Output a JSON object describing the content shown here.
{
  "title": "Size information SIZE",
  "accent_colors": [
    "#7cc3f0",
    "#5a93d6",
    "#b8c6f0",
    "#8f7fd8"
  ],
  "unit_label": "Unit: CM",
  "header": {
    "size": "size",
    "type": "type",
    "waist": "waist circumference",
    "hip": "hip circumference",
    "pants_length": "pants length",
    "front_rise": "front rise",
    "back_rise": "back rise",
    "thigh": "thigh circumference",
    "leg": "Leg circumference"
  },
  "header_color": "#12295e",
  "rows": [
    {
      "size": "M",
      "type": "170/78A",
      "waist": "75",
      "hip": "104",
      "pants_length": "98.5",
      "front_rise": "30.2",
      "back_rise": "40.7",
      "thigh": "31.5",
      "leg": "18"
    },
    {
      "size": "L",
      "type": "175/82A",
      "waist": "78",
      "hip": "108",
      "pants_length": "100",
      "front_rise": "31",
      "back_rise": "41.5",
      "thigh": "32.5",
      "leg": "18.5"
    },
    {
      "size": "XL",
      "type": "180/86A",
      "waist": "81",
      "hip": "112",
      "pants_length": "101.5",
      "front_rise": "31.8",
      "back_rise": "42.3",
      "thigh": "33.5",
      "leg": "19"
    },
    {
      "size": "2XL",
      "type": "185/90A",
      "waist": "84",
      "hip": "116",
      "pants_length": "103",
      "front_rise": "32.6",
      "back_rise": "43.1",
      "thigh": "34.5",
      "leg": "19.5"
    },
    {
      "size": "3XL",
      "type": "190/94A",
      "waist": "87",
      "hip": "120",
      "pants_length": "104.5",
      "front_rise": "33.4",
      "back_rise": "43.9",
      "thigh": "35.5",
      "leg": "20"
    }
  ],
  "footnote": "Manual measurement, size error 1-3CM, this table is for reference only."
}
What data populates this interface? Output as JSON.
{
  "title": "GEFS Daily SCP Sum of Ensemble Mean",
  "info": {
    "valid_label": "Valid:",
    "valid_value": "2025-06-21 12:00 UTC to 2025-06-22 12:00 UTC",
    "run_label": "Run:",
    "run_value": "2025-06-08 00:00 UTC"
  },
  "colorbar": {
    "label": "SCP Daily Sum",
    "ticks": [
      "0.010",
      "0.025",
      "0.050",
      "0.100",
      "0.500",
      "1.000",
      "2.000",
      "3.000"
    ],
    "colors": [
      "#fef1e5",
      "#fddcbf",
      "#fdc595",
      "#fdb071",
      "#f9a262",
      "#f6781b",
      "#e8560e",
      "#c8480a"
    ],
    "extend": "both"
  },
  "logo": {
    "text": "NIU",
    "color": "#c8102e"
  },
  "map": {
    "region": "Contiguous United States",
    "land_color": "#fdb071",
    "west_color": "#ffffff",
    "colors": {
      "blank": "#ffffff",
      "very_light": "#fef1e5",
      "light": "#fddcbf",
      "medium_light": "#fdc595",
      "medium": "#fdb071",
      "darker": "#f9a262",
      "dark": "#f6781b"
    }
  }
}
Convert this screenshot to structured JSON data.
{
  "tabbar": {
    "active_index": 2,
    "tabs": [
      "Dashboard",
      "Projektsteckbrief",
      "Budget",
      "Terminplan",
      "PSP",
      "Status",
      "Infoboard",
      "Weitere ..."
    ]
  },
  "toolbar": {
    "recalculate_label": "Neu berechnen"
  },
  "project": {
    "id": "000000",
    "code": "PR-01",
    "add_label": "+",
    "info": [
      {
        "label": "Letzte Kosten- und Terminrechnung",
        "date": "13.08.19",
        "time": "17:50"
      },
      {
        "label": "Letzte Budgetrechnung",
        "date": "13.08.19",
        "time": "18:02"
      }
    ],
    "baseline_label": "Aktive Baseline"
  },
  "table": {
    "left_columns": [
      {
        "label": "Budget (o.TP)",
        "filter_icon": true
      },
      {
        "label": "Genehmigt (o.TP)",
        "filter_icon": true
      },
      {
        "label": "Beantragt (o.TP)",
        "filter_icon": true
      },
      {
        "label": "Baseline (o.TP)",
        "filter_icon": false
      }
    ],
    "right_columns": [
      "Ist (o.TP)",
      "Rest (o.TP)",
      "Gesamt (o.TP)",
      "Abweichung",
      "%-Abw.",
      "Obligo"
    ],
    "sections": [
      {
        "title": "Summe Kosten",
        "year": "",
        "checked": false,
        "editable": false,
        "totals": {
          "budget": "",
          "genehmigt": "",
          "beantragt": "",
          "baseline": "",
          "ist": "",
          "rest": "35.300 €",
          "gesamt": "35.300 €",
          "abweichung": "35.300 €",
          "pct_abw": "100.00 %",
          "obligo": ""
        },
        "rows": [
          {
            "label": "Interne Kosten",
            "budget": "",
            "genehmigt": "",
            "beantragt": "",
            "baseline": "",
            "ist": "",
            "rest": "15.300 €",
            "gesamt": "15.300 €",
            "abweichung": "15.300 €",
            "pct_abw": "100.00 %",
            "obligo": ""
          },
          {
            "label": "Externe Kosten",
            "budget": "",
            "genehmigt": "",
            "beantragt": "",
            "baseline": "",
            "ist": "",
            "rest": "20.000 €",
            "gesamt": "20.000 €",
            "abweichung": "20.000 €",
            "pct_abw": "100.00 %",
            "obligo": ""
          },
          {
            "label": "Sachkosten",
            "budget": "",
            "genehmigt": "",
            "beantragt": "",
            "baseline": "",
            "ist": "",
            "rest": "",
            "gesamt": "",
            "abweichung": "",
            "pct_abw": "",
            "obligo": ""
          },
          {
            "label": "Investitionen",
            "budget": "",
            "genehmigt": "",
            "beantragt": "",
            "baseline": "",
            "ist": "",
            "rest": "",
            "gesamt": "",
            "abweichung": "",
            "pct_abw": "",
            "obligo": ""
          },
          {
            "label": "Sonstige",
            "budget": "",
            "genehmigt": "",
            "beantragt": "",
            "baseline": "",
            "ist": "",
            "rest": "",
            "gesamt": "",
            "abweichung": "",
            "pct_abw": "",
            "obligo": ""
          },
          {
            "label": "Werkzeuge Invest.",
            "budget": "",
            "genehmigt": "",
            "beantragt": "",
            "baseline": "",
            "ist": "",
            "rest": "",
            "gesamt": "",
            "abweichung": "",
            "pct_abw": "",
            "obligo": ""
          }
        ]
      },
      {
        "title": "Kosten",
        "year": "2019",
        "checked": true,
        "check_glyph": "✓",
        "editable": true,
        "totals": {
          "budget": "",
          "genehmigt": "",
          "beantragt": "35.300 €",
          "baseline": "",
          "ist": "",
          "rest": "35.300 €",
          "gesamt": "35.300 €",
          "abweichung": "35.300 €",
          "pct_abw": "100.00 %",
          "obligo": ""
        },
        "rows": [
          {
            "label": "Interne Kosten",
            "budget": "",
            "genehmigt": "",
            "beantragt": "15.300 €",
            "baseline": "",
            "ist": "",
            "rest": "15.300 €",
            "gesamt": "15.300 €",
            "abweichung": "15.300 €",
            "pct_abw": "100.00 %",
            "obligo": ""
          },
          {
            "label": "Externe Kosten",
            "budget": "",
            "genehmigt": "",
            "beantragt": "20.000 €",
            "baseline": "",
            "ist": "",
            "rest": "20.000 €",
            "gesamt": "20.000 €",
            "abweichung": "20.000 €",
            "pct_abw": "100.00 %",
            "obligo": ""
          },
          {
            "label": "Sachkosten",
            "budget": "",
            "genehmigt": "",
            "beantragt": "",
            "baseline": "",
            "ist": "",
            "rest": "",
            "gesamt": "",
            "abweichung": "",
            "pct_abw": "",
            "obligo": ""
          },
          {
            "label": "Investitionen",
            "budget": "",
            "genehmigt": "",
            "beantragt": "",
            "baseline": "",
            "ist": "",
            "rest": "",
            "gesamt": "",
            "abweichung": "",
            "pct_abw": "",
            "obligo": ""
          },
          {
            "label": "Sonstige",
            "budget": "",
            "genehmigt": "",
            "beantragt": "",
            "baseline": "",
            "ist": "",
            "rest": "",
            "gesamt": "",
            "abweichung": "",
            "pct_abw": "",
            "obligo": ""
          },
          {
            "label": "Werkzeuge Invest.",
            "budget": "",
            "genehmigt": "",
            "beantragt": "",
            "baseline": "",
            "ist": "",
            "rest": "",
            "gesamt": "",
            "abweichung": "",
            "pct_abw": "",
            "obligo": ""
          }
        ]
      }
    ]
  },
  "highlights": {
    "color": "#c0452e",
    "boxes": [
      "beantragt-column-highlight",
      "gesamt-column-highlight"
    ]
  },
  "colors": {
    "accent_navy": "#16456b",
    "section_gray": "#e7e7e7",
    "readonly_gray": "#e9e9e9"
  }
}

#### [SHORT TASK]
Read the entries and select each line where the word "data" is found.

#### [SOLVED EXERCISE]
What data populates this interface? Output as JSON.
Convert this screenshot to structured JSON data.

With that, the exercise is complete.